╔══

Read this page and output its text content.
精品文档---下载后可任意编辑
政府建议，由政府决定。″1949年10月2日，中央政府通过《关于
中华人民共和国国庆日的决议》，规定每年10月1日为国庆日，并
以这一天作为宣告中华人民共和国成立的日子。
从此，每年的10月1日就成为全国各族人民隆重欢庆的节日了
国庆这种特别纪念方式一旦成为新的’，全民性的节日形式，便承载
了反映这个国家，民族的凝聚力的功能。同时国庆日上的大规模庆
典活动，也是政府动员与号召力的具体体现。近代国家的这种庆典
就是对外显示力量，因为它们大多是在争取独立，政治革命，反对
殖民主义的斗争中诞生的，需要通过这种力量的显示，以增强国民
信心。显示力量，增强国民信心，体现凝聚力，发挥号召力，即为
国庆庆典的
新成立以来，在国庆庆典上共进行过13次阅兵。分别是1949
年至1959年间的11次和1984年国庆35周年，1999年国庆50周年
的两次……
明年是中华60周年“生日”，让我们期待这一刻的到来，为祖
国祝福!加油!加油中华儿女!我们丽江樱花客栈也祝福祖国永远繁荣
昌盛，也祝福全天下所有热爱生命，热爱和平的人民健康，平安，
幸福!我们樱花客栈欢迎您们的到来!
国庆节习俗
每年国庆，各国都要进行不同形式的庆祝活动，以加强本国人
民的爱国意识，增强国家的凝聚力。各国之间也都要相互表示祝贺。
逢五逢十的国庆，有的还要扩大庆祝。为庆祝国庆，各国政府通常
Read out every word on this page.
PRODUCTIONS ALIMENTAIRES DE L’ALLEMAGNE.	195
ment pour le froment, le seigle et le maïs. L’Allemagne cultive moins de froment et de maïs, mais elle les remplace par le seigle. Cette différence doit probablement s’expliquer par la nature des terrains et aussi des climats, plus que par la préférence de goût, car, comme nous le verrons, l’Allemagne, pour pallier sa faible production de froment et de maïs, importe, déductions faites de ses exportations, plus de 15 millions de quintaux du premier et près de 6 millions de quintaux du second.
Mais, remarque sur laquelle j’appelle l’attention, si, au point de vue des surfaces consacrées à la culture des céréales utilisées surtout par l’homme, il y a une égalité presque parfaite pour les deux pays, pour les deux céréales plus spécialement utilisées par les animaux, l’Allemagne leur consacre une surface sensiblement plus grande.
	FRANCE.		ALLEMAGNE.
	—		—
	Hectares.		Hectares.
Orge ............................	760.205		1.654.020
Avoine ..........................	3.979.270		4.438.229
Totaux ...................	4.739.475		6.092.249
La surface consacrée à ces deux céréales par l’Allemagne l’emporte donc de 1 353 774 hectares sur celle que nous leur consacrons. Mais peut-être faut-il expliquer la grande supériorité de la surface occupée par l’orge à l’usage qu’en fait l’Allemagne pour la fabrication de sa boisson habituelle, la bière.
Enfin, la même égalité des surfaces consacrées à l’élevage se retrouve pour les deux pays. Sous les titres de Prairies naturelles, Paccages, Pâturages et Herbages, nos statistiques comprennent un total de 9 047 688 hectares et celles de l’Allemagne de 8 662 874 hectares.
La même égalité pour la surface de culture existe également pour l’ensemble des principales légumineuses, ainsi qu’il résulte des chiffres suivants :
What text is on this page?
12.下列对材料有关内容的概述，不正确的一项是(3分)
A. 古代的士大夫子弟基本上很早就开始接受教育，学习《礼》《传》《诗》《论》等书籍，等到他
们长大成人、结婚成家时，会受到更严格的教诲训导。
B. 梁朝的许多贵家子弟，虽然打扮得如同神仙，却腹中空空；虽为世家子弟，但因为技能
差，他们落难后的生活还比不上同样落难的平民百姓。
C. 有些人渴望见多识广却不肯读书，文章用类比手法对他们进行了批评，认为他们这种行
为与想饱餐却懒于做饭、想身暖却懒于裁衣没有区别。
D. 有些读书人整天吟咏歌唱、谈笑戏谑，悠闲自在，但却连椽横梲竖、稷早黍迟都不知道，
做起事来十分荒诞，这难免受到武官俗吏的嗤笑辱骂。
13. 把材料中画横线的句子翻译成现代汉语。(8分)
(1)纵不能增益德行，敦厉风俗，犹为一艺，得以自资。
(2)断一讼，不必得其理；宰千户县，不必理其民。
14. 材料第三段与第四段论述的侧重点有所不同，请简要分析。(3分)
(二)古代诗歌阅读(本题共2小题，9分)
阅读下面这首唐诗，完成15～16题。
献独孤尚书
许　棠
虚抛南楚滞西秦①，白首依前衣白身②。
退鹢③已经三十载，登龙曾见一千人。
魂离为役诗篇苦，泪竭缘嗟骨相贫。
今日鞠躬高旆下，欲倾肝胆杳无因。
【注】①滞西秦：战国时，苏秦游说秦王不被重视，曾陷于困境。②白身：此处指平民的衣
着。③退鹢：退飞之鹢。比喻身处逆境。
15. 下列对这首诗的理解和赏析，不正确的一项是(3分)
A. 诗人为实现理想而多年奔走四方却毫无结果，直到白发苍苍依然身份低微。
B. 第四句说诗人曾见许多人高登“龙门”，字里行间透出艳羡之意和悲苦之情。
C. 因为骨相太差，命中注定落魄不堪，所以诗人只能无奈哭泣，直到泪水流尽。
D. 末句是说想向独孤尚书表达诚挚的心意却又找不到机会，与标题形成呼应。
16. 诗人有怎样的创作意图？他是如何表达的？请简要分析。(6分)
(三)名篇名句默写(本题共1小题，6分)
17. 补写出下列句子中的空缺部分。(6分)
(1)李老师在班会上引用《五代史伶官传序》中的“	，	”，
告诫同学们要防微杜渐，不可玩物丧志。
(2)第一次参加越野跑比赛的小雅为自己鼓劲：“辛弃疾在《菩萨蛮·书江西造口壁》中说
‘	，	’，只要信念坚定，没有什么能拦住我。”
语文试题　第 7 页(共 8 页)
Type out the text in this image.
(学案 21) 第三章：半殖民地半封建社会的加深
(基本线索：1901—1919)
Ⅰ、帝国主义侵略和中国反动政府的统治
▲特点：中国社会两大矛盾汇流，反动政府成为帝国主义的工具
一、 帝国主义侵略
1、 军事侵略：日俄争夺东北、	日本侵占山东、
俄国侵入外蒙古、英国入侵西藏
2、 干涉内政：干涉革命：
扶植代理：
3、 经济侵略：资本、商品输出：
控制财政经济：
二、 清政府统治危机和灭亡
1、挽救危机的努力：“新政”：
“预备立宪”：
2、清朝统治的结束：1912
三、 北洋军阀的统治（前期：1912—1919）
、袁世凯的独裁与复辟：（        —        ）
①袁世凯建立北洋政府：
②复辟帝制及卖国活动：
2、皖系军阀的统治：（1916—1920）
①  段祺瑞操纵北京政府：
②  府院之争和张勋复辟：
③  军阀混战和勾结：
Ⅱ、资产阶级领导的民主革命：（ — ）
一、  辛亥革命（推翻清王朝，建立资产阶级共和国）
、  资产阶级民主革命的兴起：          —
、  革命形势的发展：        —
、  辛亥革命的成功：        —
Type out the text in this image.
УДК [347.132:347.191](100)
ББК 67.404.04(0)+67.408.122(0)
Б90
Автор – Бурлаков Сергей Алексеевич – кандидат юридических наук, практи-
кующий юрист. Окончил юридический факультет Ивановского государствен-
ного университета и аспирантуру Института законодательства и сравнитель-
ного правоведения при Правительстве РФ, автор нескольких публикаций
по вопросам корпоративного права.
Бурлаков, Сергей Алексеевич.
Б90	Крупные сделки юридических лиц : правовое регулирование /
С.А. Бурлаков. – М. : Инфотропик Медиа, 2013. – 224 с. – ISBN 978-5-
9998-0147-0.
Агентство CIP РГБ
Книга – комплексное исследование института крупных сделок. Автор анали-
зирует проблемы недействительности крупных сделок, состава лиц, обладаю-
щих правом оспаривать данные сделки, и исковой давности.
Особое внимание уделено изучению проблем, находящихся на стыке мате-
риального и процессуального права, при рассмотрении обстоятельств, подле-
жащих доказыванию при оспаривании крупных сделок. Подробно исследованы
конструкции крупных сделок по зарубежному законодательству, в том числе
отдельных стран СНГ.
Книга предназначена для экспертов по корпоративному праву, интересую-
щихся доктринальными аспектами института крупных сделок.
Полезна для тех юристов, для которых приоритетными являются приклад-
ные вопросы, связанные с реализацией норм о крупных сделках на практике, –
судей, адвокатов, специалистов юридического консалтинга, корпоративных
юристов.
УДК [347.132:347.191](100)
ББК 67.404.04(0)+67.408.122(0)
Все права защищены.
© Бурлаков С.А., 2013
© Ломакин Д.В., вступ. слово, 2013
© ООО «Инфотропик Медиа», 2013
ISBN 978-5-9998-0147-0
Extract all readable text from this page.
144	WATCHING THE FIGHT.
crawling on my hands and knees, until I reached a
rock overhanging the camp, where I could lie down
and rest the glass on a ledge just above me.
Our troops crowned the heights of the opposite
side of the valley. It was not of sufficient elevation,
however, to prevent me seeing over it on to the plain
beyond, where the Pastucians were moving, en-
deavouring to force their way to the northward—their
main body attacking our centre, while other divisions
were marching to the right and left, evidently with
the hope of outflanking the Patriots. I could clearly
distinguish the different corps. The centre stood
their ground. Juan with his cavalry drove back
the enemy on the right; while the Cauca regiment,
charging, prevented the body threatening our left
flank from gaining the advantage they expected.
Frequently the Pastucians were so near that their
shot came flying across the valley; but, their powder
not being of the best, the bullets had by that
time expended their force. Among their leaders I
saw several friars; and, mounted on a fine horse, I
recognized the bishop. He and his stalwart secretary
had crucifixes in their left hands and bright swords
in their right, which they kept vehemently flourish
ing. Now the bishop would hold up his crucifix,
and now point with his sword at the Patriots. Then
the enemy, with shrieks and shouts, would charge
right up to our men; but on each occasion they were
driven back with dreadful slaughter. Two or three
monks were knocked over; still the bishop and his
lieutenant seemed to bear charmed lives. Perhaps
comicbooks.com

╚══

**Task objective:**
In the records above, collect each line with "that".

**Task solution:**
Frequently the Pastucians were so near that their
not being of the best, the bullets had by that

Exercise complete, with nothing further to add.